# [TASK TO COMPLETE]
Skip every picture and transcribe the remaining material exactly.

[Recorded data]
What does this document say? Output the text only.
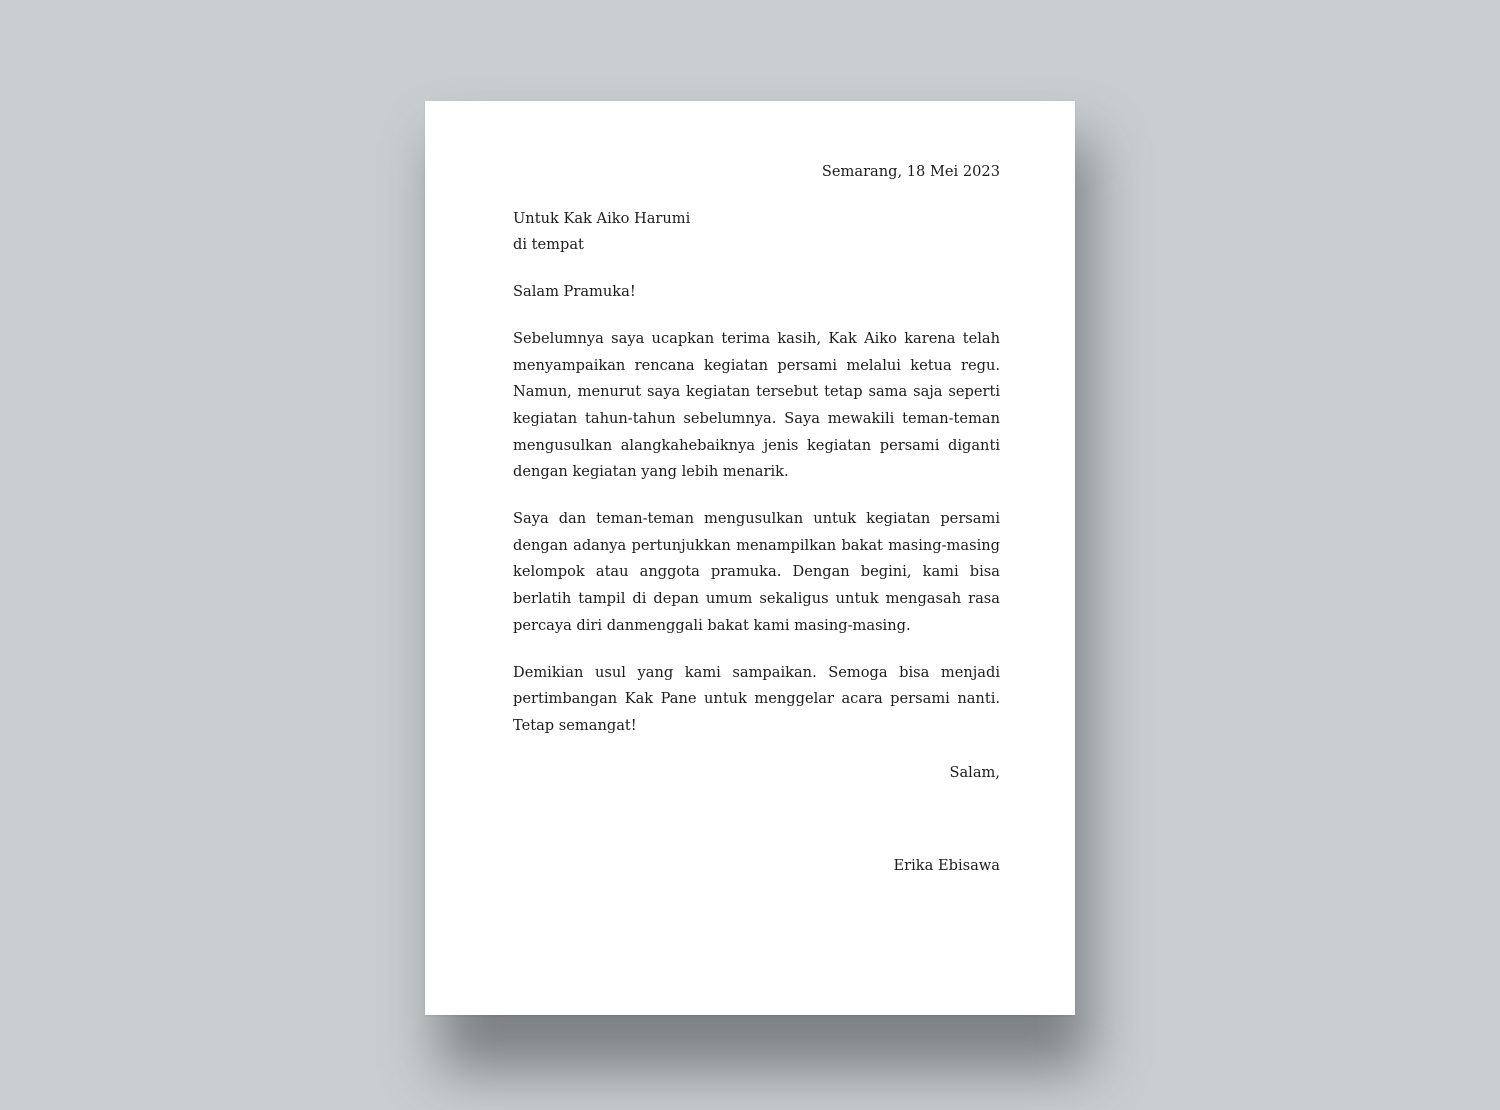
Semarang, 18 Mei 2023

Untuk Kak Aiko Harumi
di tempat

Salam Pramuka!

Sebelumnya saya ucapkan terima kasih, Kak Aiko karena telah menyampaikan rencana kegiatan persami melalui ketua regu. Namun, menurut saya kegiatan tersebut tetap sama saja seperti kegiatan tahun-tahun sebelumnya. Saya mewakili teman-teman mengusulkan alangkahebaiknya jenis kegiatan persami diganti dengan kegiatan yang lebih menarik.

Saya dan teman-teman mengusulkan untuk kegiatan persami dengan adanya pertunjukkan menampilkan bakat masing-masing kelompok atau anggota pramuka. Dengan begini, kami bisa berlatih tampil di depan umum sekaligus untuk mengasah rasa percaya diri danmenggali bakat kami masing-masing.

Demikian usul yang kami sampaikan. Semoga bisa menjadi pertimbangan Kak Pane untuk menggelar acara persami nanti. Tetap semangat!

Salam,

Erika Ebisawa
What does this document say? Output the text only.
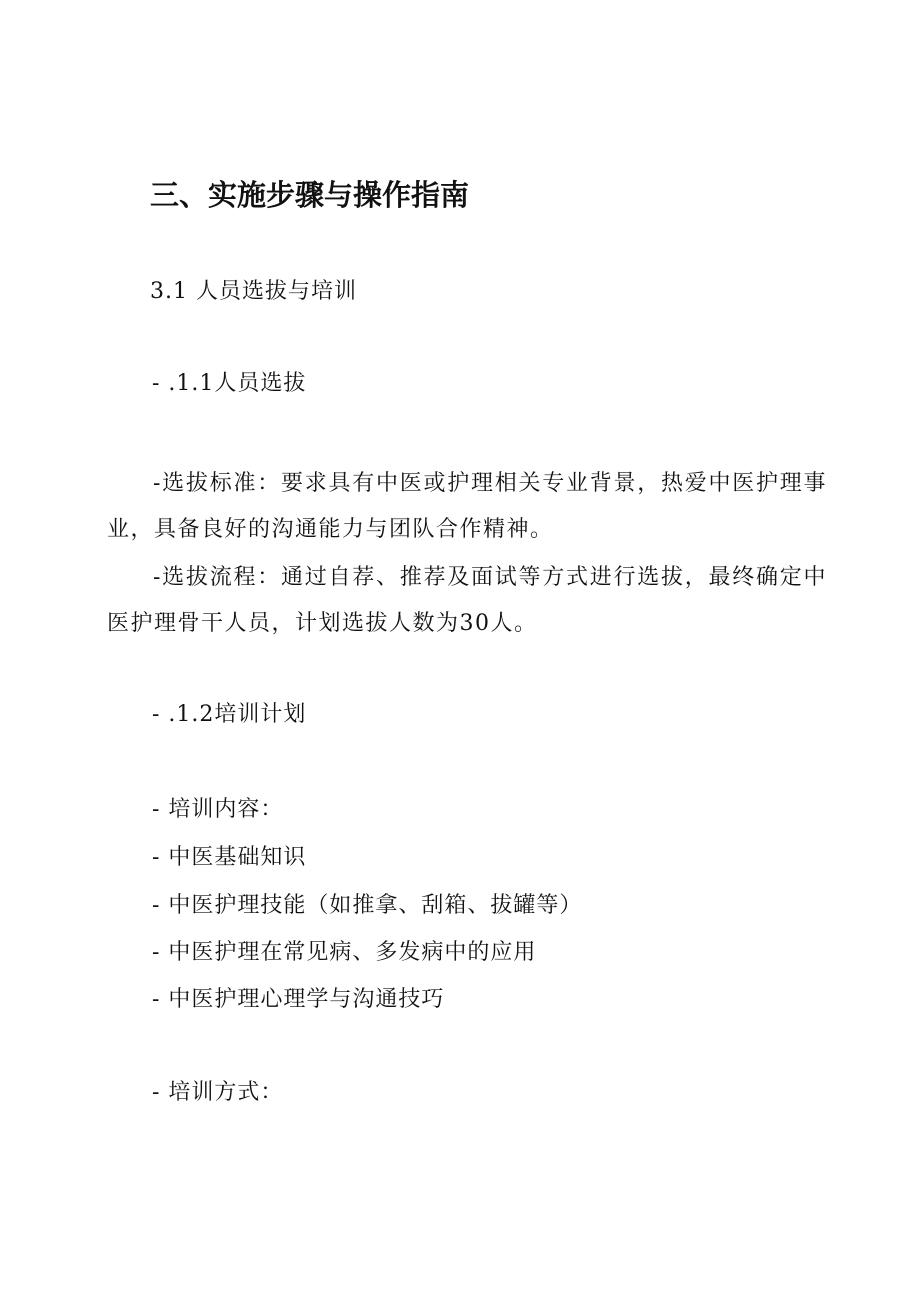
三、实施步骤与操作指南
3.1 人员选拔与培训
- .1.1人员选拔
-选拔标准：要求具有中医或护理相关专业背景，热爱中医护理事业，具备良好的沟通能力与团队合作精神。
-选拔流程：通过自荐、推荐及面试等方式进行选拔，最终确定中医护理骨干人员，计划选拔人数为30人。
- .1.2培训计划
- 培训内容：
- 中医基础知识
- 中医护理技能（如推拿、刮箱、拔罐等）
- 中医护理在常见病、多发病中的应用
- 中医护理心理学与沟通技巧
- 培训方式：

# [FULL OUTPUT]
What does this document say? Output the text only.
Semarang, 18 Mei 2023

Untuk Kak Aiko Harumi
di tempat

Salam Pramuka!

Sebelumnya saya ucapkan terima kasih, Kak Aiko karena telah menyampaikan rencana kegiatan persami melalui ketua regu. Namun, menurut saya kegiatan tersebut tetap sama saja seperti kegiatan tahun-tahun sebelumnya. Saya mewakili teman-teman mengusulkan alangkahebaiknya jenis kegiatan persami diganti dengan kegiatan yang lebih menarik.

Saya dan teman-teman mengusulkan untuk kegiatan persami dengan adanya pertunjukkan menampilkan bakat masing-masing kelompok atau anggota pramuka. Dengan begini, kami bisa berlatih tampil di depan umum sekaligus untuk mengasah rasa percaya diri danmenggali bakat kami masing-masing.

Demikian usul yang kami sampaikan. Semoga bisa menjadi pertimbangan Kak Pane untuk menggelar acara persami nanti. Tetap semangat!

Salam,

Erika Ebisawa
What does this document say? Output the text only.
三、实施步骤与操作指南
3.1 人员选拔与培训
- .1.1人员选拔
-选拔标准：要求具有中医或护理相关专业背景，热爱中医护理事业，具备良好的沟通能力与团队合作精神。
-选拔流程：通过自荐、推荐及面试等方式进行选拔，最终确定中医护理骨干人员，计划选拔人数为30人。
- .1.2培训计划
- 培训内容：
- 中医基础知识
- 中医护理技能（如推拿、刮箱、拔罐等）
- 中医护理在常见病、多发病中的应用
- 中医护理心理学与沟通技巧
- 培训方式：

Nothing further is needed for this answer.